- [Work order]:
The word to look for is "type". Report every line of the entries below that has it.

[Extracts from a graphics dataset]

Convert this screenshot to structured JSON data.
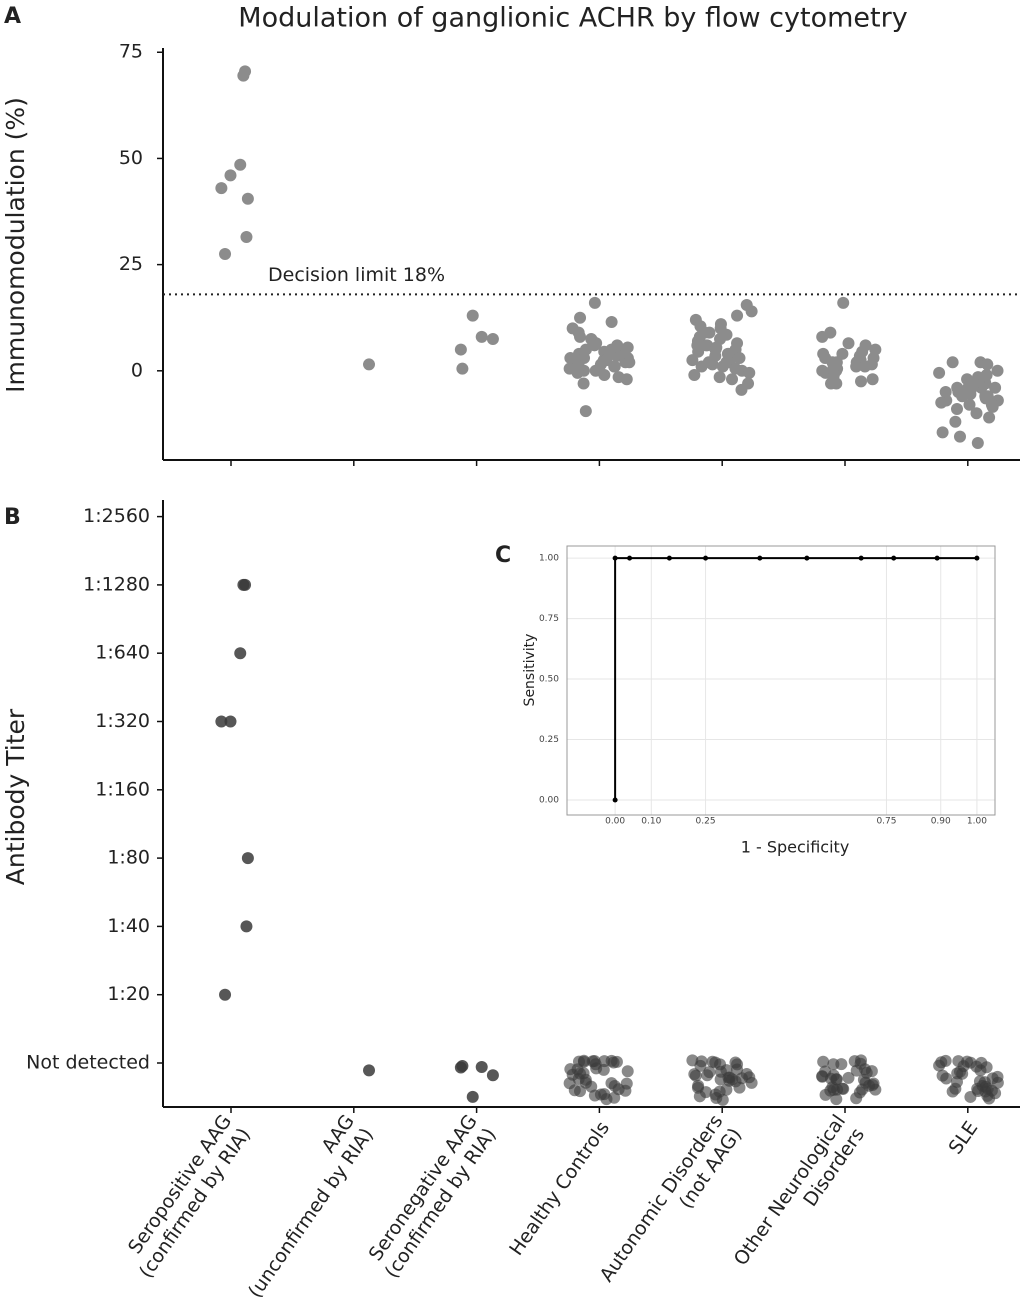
{
  "chart_data": [
    {
      "type": "strip",
      "panel_label": "A",
      "title": "Modulation of ganglionic ACHR by flow cytometry",
      "ylabel": "Immunomodulation (%)",
      "categories": [
        [
          "Seropositive AAG",
          "(confirmed by RIA)"
        ],
        [
          "AAG",
          "(unconfirmed by RIA)"
        ],
        [
          "Seronegative AAG",
          "(confirmed by RIA)"
        ],
        [
          "Healthy Controls"
        ],
        [
          "Autonomic Disorders",
          "(not AAG)"
        ],
        [
          "Other Neurological",
          "Disorders"
        ],
        [
          "SLE"
        ]
      ],
      "ylim": [
        -21,
        76
      ],
      "yticks": [
        0,
        25,
        50,
        75
      ],
      "color": "#8c8c8c",
      "hline": {
        "value": 18,
        "label": "Decision limit 18%"
      },
      "values": [
        [
          69.5,
          70.5,
          48.5,
          46,
          43,
          40.5,
          31.5,
          27.5
        ],
        [
          1.5
        ],
        [
          13,
          8,
          7.5,
          5,
          0.5
        ],
        [
          16,
          12.5,
          11.5,
          10,
          9,
          8,
          7.5,
          7,
          6.5,
          6,
          5.5,
          5,
          5,
          4.5,
          4,
          4,
          3.5,
          3,
          3,
          2.5,
          2.5,
          2,
          2,
          1.5,
          1,
          1,
          0.5,
          0,
          0,
          -0.5,
          -1,
          -1.5,
          -2,
          -3,
          -9.5,
          3,
          4,
          6,
          1,
          2
        ],
        [
          15.5,
          14,
          13,
          12,
          11,
          10.5,
          10,
          9,
          8.5,
          8,
          7.5,
          7,
          6.5,
          6,
          6,
          5.5,
          5,
          5,
          4.5,
          4,
          4,
          3.5,
          3,
          3,
          2.5,
          2,
          2,
          1.5,
          1,
          1,
          0.5,
          0,
          -0.5,
          -1,
          -1.5,
          -2,
          -3,
          -4.5,
          9,
          4,
          2,
          6
        ],
        [
          16,
          9,
          8,
          6.5,
          6,
          5,
          4.5,
          4,
          3.5,
          3,
          3,
          2.5,
          2,
          2,
          1.5,
          1,
          1,
          0.5,
          0,
          0,
          -0.5,
          -1,
          -1.5,
          -2,
          -2.5,
          -3,
          -3,
          4,
          2,
          1
        ],
        [
          2,
          2,
          1.5,
          0,
          -0.5,
          -1,
          -1.5,
          -2,
          -2,
          -2.5,
          -3,
          -3,
          -3.5,
          -4,
          -4,
          -4,
          -4.5,
          -5,
          -5,
          -5,
          -5.5,
          -6,
          -6,
          -6.5,
          -7,
          -7,
          -7.5,
          -8,
          -8.5,
          -9,
          -10,
          -11,
          -12,
          -14.5,
          -15.5,
          -17,
          -4,
          -6,
          -3,
          -8
        ]
      ]
    },
    {
      "type": "strip",
      "panel_label": "B",
      "ylabel": "Antibody Titer",
      "color": "#3a3a3a",
      "ycategories": [
        "Not detected",
        "1:20",
        "1:40",
        "1:80",
        "1:160",
        "1:320",
        "1:640",
        "1:1280",
        "1:2560"
      ],
      "values": [
        [
          "1:1280",
          "1:1280",
          "1:640",
          "1:320",
          "1:320",
          "1:80",
          "1:40",
          "1:20"
        ],
        [
          "Not detected"
        ],
        [
          "Not detected",
          "Not detected",
          "Not detected",
          "Not detected",
          "Not detected"
        ],
        [
          "Not detected",
          "Not detected",
          "Not detected",
          "Not detected",
          "Not detected",
          "Not detected",
          "Not detected",
          "Not detected",
          "Not detected",
          "Not detected",
          "Not detected",
          "Not detected",
          "Not detected",
          "Not detected",
          "Not detected",
          "Not detected",
          "Not detected",
          "Not detected",
          "Not detected",
          "Not detected",
          "Not detected",
          "Not detected",
          "Not detected",
          "Not detected",
          "Not detected",
          "Not detected",
          "Not detected",
          "Not detected",
          "Not detected",
          "Not detected",
          "Not detected",
          "Not detected",
          "Not detected",
          "Not detected",
          "Not detected"
        ],
        [
          "Not detected",
          "Not detected",
          "Not detected",
          "Not detected",
          "Not detected",
          "Not detected",
          "Not detected",
          "Not detected",
          "Not detected",
          "Not detected",
          "Not detected",
          "Not detected",
          "Not detected",
          "Not detected",
          "Not detected",
          "Not detected",
          "Not detected",
          "Not detected",
          "Not detected",
          "Not detected",
          "Not detected",
          "Not detected",
          "Not detected",
          "Not detected",
          "Not detected",
          "Not detected",
          "Not detected",
          "Not detected",
          "Not detected",
          "Not detected",
          "Not detected",
          "Not detected",
          "Not detected",
          "Not detected",
          "Not detected"
        ],
        [
          "Not detected",
          "Not detected",
          "Not detected",
          "Not detected",
          "Not detected",
          "Not detected",
          "Not detected",
          "Not detected",
          "Not detected",
          "Not detected",
          "Not detected",
          "Not detected",
          "Not detected",
          "Not detected",
          "Not detected",
          "Not detected",
          "Not detected",
          "Not detected",
          "Not detected",
          "Not detected",
          "Not detected",
          "Not detected",
          "Not detected",
          "Not detected",
          "Not detected",
          "Not detected",
          "Not detected",
          "Not detected",
          "Not detected",
          "Not detected",
          "Not detected",
          "Not detected",
          "Not detected",
          "Not detected",
          "Not detected"
        ],
        [
          "Not detected",
          "Not detected",
          "Not detected",
          "Not detected",
          "Not detected",
          "Not detected",
          "Not detected",
          "Not detected",
          "Not detected",
          "Not detected",
          "Not detected",
          "Not detected",
          "Not detected",
          "Not detected",
          "Not detected",
          "Not detected",
          "Not detected",
          "Not detected",
          "Not detected",
          "Not detected",
          "Not detected",
          "Not detected",
          "Not detected",
          "Not detected",
          "Not detected",
          "Not detected",
          "Not detected",
          "Not detected",
          "Not detected",
          "Not detected",
          "Not detected",
          "Not detected",
          "Not detected",
          "Not detected",
          "Not detected"
        ]
      ]
    },
    {
      "type": "line",
      "panel_label": "C",
      "xlabel": "1 - Specificity",
      "ylabel": "Sensitivity",
      "color": "#000000",
      "grid": true,
      "x": [
        0,
        0,
        0.04,
        0.15,
        0.25,
        0.4,
        0.53,
        0.68,
        0.77,
        0.89,
        1
      ],
      "y": [
        0,
        1,
        1,
        1,
        1,
        1,
        1,
        1,
        1,
        1,
        1
      ],
      "xlim": [
        -0.133,
        1.05
      ],
      "ylim": [
        -0.062,
        1.05
      ],
      "xticks": [
        {
          "value": 0,
          "label": "0.00"
        },
        {
          "value": 0.1,
          "label": "0.10"
        },
        {
          "value": 0.25,
          "label": "0.25"
        },
        {
          "value": 0.75,
          "label": "0.75"
        },
        {
          "value": 0.9,
          "label": "0.90"
        },
        {
          "value": 1,
          "label": "1.00"
        }
      ],
      "yticks": [
        {
          "value": 0,
          "label": "0.00"
        },
        {
          "value": 0.25,
          "label": "0.25"
        },
        {
          "value": 0.5,
          "label": "0.50"
        },
        {
          "value": 0.75,
          "label": "0.75"
        },
        {
          "value": 1,
          "label": "1.00"
        }
      ]
    }
  ]
}
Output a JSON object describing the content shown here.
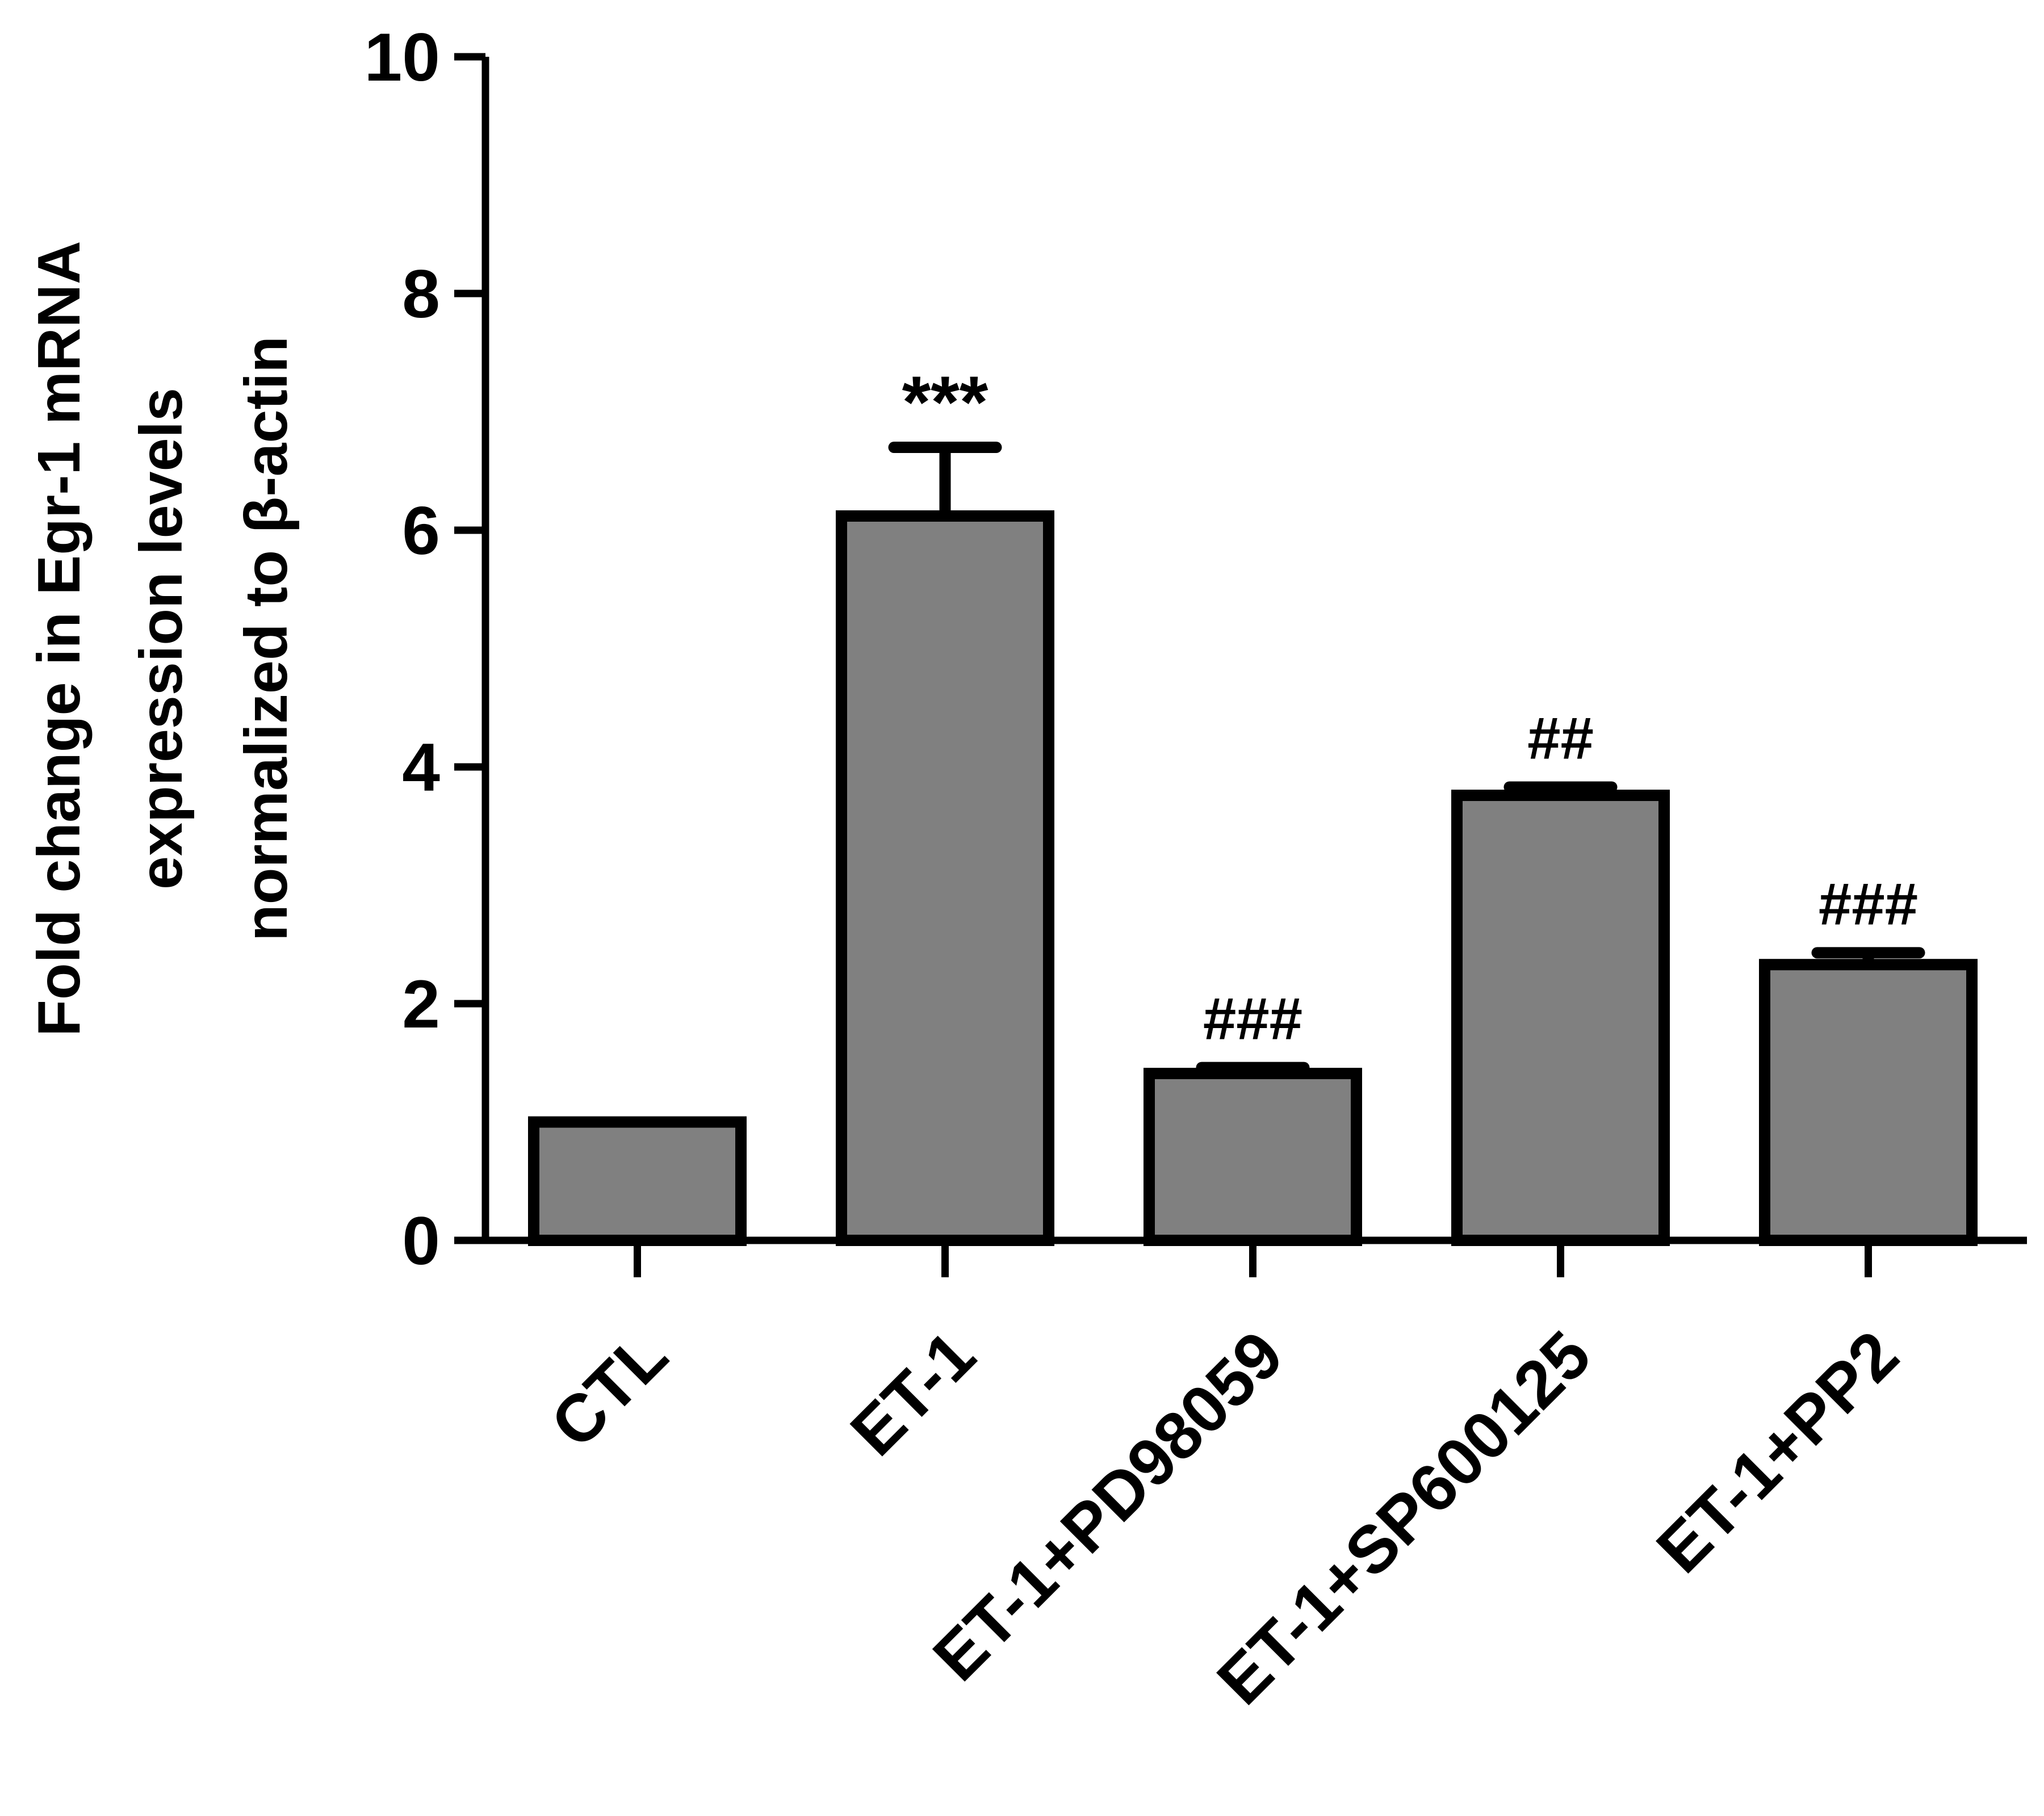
{
  "chart_data": {
    "type": "bar",
    "categories": [
      "CTL",
      "ET-1",
      "ET-1+PD98059",
      "ET-1+SP600125",
      "ET-1+PP2"
    ],
    "values": [
      1.0,
      6.12,
      1.41,
      3.76,
      2.33
    ],
    "error_upper": [
      0.0,
      0.58,
      0.05,
      0.07,
      0.1
    ],
    "annotations": [
      "",
      "***",
      "###",
      "##",
      "###"
    ],
    "ylabel_lines": [
      "Fold change in Egr-1 mRNA",
      "expression levels",
      "normalized to β-actin"
    ],
    "ylim": [
      0,
      10
    ],
    "yticks": [
      "0",
      "2",
      "4",
      "6",
      "8",
      "10"
    ],
    "bar_color": "#808080",
    "edge_color": "#000000"
  }
}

- [Reply]:
      "type": "strip",
      "type": "strip",
      "type": "line",
    "type": "bar",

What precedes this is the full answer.